— Start MATERIAL PROVIDED —

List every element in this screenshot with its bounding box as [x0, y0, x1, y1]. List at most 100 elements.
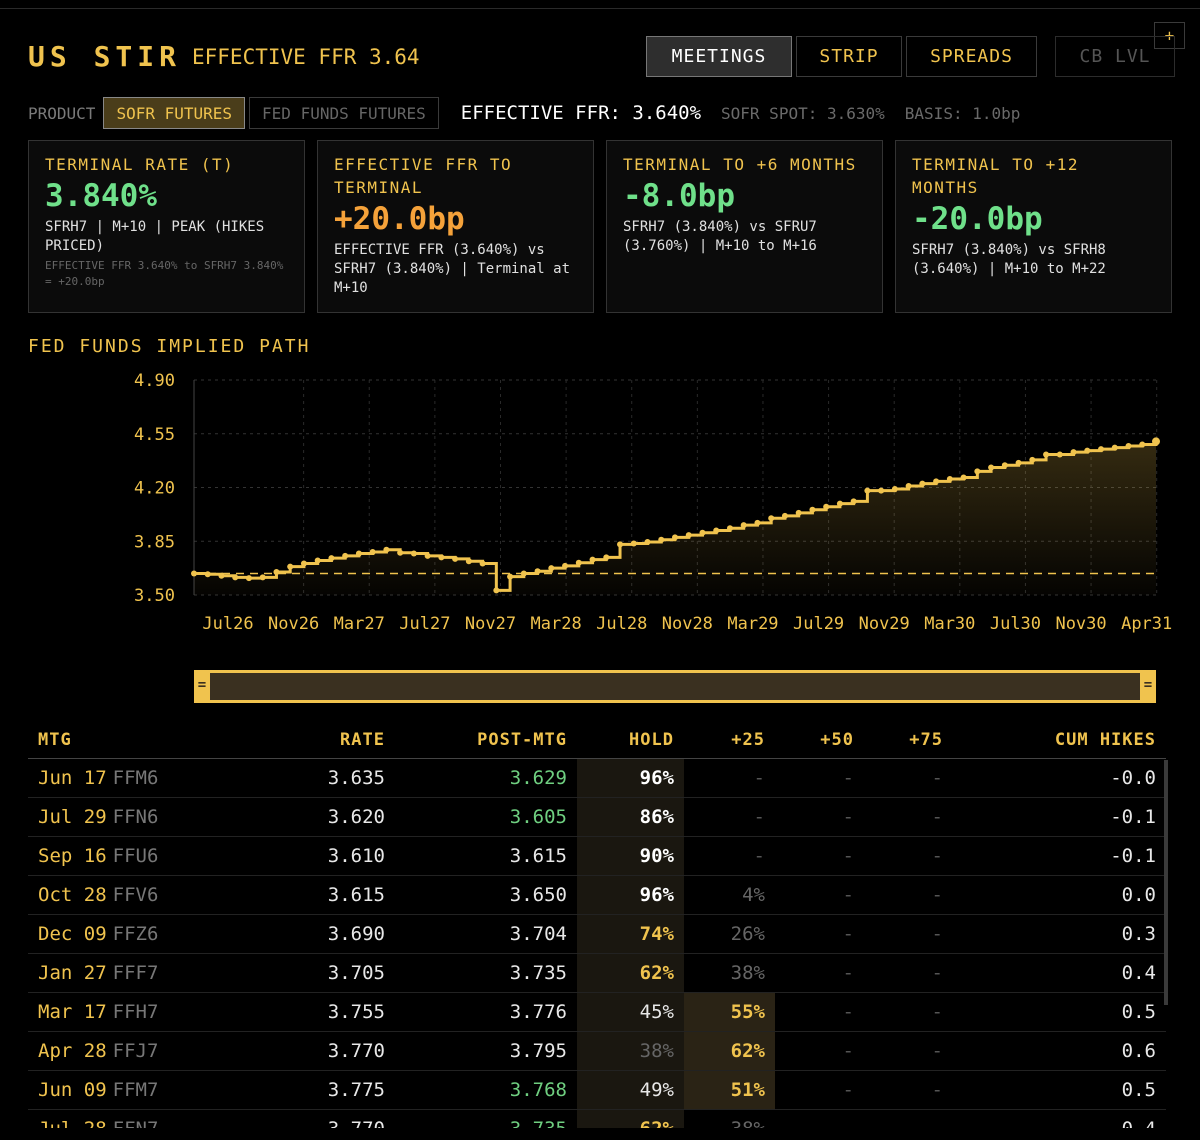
data-point[interactable]	[685, 532, 692, 539]
data-point[interactable]	[864, 487, 871, 494]
data-point[interactable]	[328, 555, 335, 562]
data-point[interactable]	[314, 557, 321, 564]
data-point[interactable]	[1152, 437, 1160, 446]
tab-cb-lvl[interactable]: CB LVL	[1055, 36, 1175, 77]
data-point[interactable]	[342, 552, 349, 559]
data-point[interactable]	[974, 468, 981, 475]
data-point[interactable]	[726, 525, 733, 532]
data-point[interactable]	[1015, 459, 1022, 466]
add-panel-button[interactable]: +	[1154, 22, 1185, 49]
table-row[interactable]: Dec 09 FFZ6 3.690 3.704 74% 26% - -0.3	[28, 914, 1166, 954]
data-point[interactable]	[1098, 446, 1105, 453]
data-point[interactable]	[1029, 456, 1036, 463]
data-point[interactable]	[740, 522, 747, 529]
data-point[interactable]	[218, 572, 225, 579]
table-row[interactable]: Jun 09 FFM7 3.775 3.768 49% 51% - -0.5	[28, 1070, 1166, 1110]
col-hold[interactable]: HOLD	[577, 723, 684, 759]
data-point[interactable]	[617, 541, 624, 548]
data-point[interactable]	[768, 515, 775, 522]
table-row[interactable]: Jan 27 FFF7 3.705 3.735 62% 38% - -0.4	[28, 953, 1166, 993]
data-point[interactable]	[520, 570, 527, 577]
data-point[interactable]	[287, 563, 294, 570]
data-point[interactable]	[630, 540, 637, 547]
data-point[interactable]	[1043, 451, 1050, 458]
tab-strip[interactable]: STRIP	[796, 36, 902, 77]
data-point[interactable]	[259, 574, 266, 581]
data-point[interactable]	[355, 550, 362, 557]
tab-meetings[interactable]: MEETINGS	[646, 36, 792, 77]
data-point[interactable]	[452, 555, 459, 562]
data-point[interactable]	[905, 482, 912, 489]
data-point[interactable]	[699, 529, 706, 536]
data-point[interactable]	[644, 539, 651, 546]
data-point[interactable]	[369, 549, 376, 555]
range-end-handle[interactable]: =	[1140, 670, 1156, 703]
data-point[interactable]	[534, 568, 541, 575]
table-row[interactable]: Jun 17 FFM6 3.635 3.629 96% - - - -0.0	[28, 758, 1166, 798]
table-row[interactable]: Oct 28 FFV6 3.615 3.650 96% 4% - -0.0	[28, 875, 1166, 915]
col-plus25[interactable]: +25	[684, 723, 775, 759]
data-point[interactable]	[946, 476, 953, 483]
data-point[interactable]	[603, 554, 610, 561]
data-point[interactable]	[836, 500, 843, 507]
table-row[interactable]: Sep 16 FFU6 3.610 3.615 90% - - - -0.1	[28, 836, 1166, 876]
data-point[interactable]	[300, 560, 307, 567]
data-point[interactable]	[713, 527, 720, 534]
data-point[interactable]	[823, 503, 830, 510]
data-point[interactable]	[589, 556, 596, 563]
data-point[interactable]	[204, 571, 211, 578]
data-point[interactable]	[424, 552, 431, 559]
data-point[interactable]	[919, 480, 926, 487]
col-rate[interactable]: RATE	[228, 723, 395, 759]
data-point[interactable]	[493, 587, 500, 594]
data-point[interactable]	[1125, 443, 1132, 450]
chart-range-slider[interactable]: = =	[194, 670, 1156, 703]
data-point[interactable]	[191, 570, 197, 577]
table-row[interactable]: Apr 28 FFJ7 3.770 3.795 38% 62% - -0.6	[28, 1031, 1166, 1071]
data-point[interactable]	[507, 573, 514, 580]
data-point[interactable]	[878, 487, 885, 494]
col-cum-hikes[interactable]: CUM HIKES	[953, 723, 1166, 759]
col-plus75[interactable]: +75	[864, 723, 953, 759]
table-row[interactable]: Mar 17 FFH7 3.755 3.776 45% 55% - -0.5	[28, 992, 1166, 1032]
col-mtg[interactable]: MTG	[28, 723, 228, 759]
data-point[interactable]	[960, 474, 967, 481]
data-point[interactable]	[397, 549, 404, 556]
table-row[interactable]: Jul 29 FFN6 3.620 3.605 86% - - - -0.1	[28, 797, 1166, 837]
data-point[interactable]	[438, 554, 445, 561]
data-point[interactable]	[410, 550, 417, 557]
data-point[interactable]	[672, 534, 678, 541]
data-point[interactable]	[891, 486, 898, 493]
data-point[interactable]	[781, 512, 788, 519]
product-sofr-futures-button[interactable]: SOFR FUTURES	[103, 97, 246, 129]
data-point[interactable]	[479, 560, 486, 567]
data-point[interactable]	[245, 575, 252, 582]
data-point[interactable]	[465, 558, 472, 565]
col-post-mtg[interactable]: POST-MTG	[395, 723, 577, 759]
table-scrollbar[interactable]	[1164, 760, 1168, 1005]
data-point[interactable]	[1111, 444, 1118, 451]
data-point[interactable]	[232, 574, 239, 581]
col-plus50[interactable]: +50	[775, 723, 864, 759]
data-point[interactable]	[548, 565, 555, 572]
data-point[interactable]	[1001, 462, 1008, 469]
data-point[interactable]	[809, 506, 816, 513]
data-point[interactable]	[383, 546, 390, 553]
data-point[interactable]	[988, 464, 995, 471]
data-point[interactable]	[575, 559, 582, 566]
data-point[interactable]	[1056, 451, 1063, 458]
product-fed-funds-futures-button[interactable]: FED FUNDS FUTURES	[249, 97, 439, 129]
data-point[interactable]	[795, 509, 802, 516]
data-point[interactable]	[658, 536, 665, 543]
data-point[interactable]	[933, 478, 940, 485]
tab-spreads[interactable]: SPREADS	[906, 36, 1037, 77]
range-start-handle[interactable]: =	[194, 670, 210, 703]
data-point[interactable]	[1139, 441, 1146, 448]
data-point[interactable]	[1070, 449, 1077, 456]
data-point[interactable]	[562, 562, 569, 569]
data-point[interactable]	[273, 568, 280, 575]
data-point[interactable]	[850, 498, 857, 505]
data-point[interactable]	[1084, 447, 1091, 454]
data-point[interactable]	[754, 519, 761, 526]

— End MATERIAL PROVIDED —

Rewrite all of the entries above with every "table-row" changed to "grid-row" and everything else left as it is. Omit the pictures from your answer.

List every element in this screenshot with its bounding box as [x0, y0, x1, y1]. List at most 100 elements.
data-point[interactable]	[685, 532, 692, 539]
data-point[interactable]	[864, 487, 871, 494]
data-point[interactable]	[328, 555, 335, 562]
data-point[interactable]	[314, 557, 321, 564]
data-point[interactable]	[1152, 437, 1160, 446]
tab-cb-lvl[interactable]: CB LVL	[1055, 36, 1175, 77]
data-point[interactable]	[342, 552, 349, 559]
data-point[interactable]	[974, 468, 981, 475]
data-point[interactable]	[726, 525, 733, 532]
data-point[interactable]	[1015, 459, 1022, 466]
add-panel-button[interactable]: +	[1154, 22, 1185, 49]
grid-row[interactable]: Dec 09 FFZ6 3.690 3.704 74% 26% - -0.3	[28, 914, 1166, 954]
data-point[interactable]	[1098, 446, 1105, 453]
data-point[interactable]	[1029, 456, 1036, 463]
data-point[interactable]	[740, 522, 747, 529]
data-point[interactable]	[218, 572, 225, 579]
grid-row[interactable]: Jun 09 FFM7 3.775 3.768 49% 51% - -0.5	[28, 1070, 1166, 1110]
col-hold[interactable]: HOLD	[577, 723, 684, 759]
data-point[interactable]	[617, 541, 624, 548]
data-point[interactable]	[768, 515, 775, 522]
grid-row[interactable]: Jan 27 FFF7 3.705 3.735 62% 38% - -0.4	[28, 953, 1166, 993]
data-point[interactable]	[520, 570, 527, 577]
data-point[interactable]	[287, 563, 294, 570]
data-point[interactable]	[630, 540, 637, 547]
data-point[interactable]	[1043, 451, 1050, 458]
tab-strip[interactable]: STRIP	[796, 36, 902, 77]
data-point[interactable]	[259, 574, 266, 581]
data-point[interactable]	[355, 550, 362, 557]
tab-meetings[interactable]: MEETINGS	[646, 36, 792, 77]
data-point[interactable]	[452, 555, 459, 562]
data-point[interactable]	[905, 482, 912, 489]
data-point[interactable]	[699, 529, 706, 536]
data-point[interactable]	[644, 539, 651, 546]
data-point[interactable]	[369, 549, 376, 555]
range-end-handle[interactable]: =	[1140, 670, 1156, 703]
data-point[interactable]	[534, 568, 541, 575]
grid-row[interactable]: Jun 17 FFM6 3.635 3.629 96% - - - -0.0	[28, 758, 1166, 798]
grid-row[interactable]: Oct 28 FFV6 3.615 3.650 96% 4% - -0.0	[28, 875, 1166, 915]
col-plus25[interactable]: +25	[684, 723, 775, 759]
data-point[interactable]	[946, 476, 953, 483]
data-point[interactable]	[603, 554, 610, 561]
data-point[interactable]	[836, 500, 843, 507]
grid-row[interactable]: Sep 16 FFU6 3.610 3.615 90% - - - -0.1	[28, 836, 1166, 876]
data-point[interactable]	[300, 560, 307, 567]
data-point[interactable]	[713, 527, 720, 534]
data-point[interactable]	[823, 503, 830, 510]
data-point[interactable]	[589, 556, 596, 563]
data-point[interactable]	[204, 571, 211, 578]
data-point[interactable]	[424, 552, 431, 559]
data-point[interactable]	[919, 480, 926, 487]
col-rate[interactable]: RATE	[228, 723, 395, 759]
data-point[interactable]	[493, 587, 500, 594]
data-point[interactable]	[1125, 443, 1132, 450]
chart-range-slider[interactable]: = =	[194, 670, 1156, 703]
data-point[interactable]	[191, 570, 197, 577]
grid-row[interactable]: Apr 28 FFJ7 3.770 3.795 38% 62% - -0.6	[28, 1031, 1166, 1071]
data-point[interactable]	[507, 573, 514, 580]
data-point[interactable]	[878, 487, 885, 494]
col-cum-hikes[interactable]: CUM HIKES	[953, 723, 1166, 759]
col-plus75[interactable]: +75	[864, 723, 953, 759]
grid-row[interactable]: Mar 17 FFH7 3.755 3.776 45% 55% - -0.5	[28, 992, 1166, 1032]
col-mtg[interactable]: MTG	[28, 723, 228, 759]
data-point[interactable]	[960, 474, 967, 481]
data-point[interactable]	[397, 549, 404, 556]
grid-row[interactable]: Jul 29 FFN6 3.620 3.605 86% - - - -0.1	[28, 797, 1166, 837]
data-point[interactable]	[438, 554, 445, 561]
data-point[interactable]	[410, 550, 417, 557]
data-point[interactable]	[672, 534, 678, 541]
data-point[interactable]	[891, 486, 898, 493]
data-point[interactable]	[781, 512, 788, 519]
product-sofr-futures-button[interactable]: SOFR FUTURES	[103, 97, 246, 129]
data-point[interactable]	[479, 560, 486, 567]
data-point[interactable]	[245, 575, 252, 582]
data-point[interactable]	[465, 558, 472, 565]
col-post-mtg[interactable]: POST-MTG	[395, 723, 577, 759]
table-scrollbar[interactable]	[1164, 760, 1168, 1005]
data-point[interactable]	[1111, 444, 1118, 451]
data-point[interactable]	[232, 574, 239, 581]
col-plus50[interactable]: +50	[775, 723, 864, 759]
data-point[interactable]	[548, 565, 555, 572]
data-point[interactable]	[1001, 462, 1008, 469]
data-point[interactable]	[809, 506, 816, 513]
data-point[interactable]	[383, 546, 390, 553]
data-point[interactable]	[988, 464, 995, 471]
data-point[interactable]	[575, 559, 582, 566]
data-point[interactable]	[1056, 451, 1063, 458]
product-fed-funds-futures-button[interactable]: FED FUNDS FUTURES	[249, 97, 439, 129]
data-point[interactable]	[795, 509, 802, 516]
data-point[interactable]	[658, 536, 665, 543]
data-point[interactable]	[933, 478, 940, 485]
tab-spreads[interactable]: SPREADS	[906, 36, 1037, 77]
range-start-handle[interactable]: =	[194, 670, 210, 703]
data-point[interactable]	[1139, 441, 1146, 448]
data-point[interactable]	[1070, 449, 1077, 456]
data-point[interactable]	[562, 562, 569, 569]
data-point[interactable]	[273, 568, 280, 575]
data-point[interactable]	[850, 498, 857, 505]
data-point[interactable]	[1084, 447, 1091, 454]
data-point[interactable]	[754, 519, 761, 526]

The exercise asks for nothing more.